*Stored rows*.

[Start]

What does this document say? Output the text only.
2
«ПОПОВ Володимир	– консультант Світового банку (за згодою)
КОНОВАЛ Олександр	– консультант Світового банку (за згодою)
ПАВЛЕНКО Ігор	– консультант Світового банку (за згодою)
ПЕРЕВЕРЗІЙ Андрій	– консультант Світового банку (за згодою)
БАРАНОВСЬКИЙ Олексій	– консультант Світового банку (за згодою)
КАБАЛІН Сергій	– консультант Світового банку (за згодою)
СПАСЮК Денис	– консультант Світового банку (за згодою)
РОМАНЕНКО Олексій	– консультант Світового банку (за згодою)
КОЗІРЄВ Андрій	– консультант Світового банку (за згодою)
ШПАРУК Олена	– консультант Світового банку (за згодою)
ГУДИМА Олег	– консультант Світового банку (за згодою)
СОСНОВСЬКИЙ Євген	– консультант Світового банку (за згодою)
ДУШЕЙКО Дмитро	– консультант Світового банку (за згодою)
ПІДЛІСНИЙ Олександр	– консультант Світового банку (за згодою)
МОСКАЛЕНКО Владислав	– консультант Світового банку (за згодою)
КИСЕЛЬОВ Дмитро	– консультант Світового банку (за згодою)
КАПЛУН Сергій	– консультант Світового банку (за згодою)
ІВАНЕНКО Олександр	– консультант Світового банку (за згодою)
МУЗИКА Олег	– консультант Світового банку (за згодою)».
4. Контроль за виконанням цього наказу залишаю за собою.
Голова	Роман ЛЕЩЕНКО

[End]

*What is being asked*. Reproduce every record above exactly as it appears.

*Written response*.
What does this document say? Output the text only.
2
«ПОПОВ Володимир	– консультант Світового банку (за згодою)
КОНОВАЛ Олександр	– консультант Світового банку (за згодою)
ПАВЛЕНКО Ігор	– консультант Світового банку (за згодою)
ПЕРЕВЕРЗІЙ Андрій	– консультант Світового банку (за згодою)
БАРАНОВСЬКИЙ Олексій	– консультант Світового банку (за згодою)
КАБАЛІН Сергій	– консультант Світового банку (за згодою)
СПАСЮК Денис	– консультант Світового банку (за згодою)
РОМАНЕНКО Олексій	– консультант Світового банку (за згодою)
КОЗІРЄВ Андрій	– консультант Світового банку (за згодою)
ШПАРУК Олена	– консультант Світового банку (за згодою)
ГУДИМА Олег	– консультант Світового банку (за згодою)
СОСНОВСЬКИЙ Євген	– консультант Світового банку (за згодою)
ДУШЕЙКО Дмитро	– консультант Світового банку (за згодою)
ПІДЛІСНИЙ Олександр	– консультант Світового банку (за згодою)
МОСКАЛЕНКО Владислав	– консультант Світового банку (за згодою)
КИСЕЛЬОВ Дмитро	– консультант Світового банку (за згодою)
КАПЛУН Сергій	– консультант Світового банку (за згодою)
ІВАНЕНКО Олександр	– консультант Світового банку (за згодою)
МУЗИКА Олег	– консультант Світового банку (за згодою)».
4. Контроль за виконанням цього наказу залишаю за собою.
Голова	Роман ЛЕЩЕНКО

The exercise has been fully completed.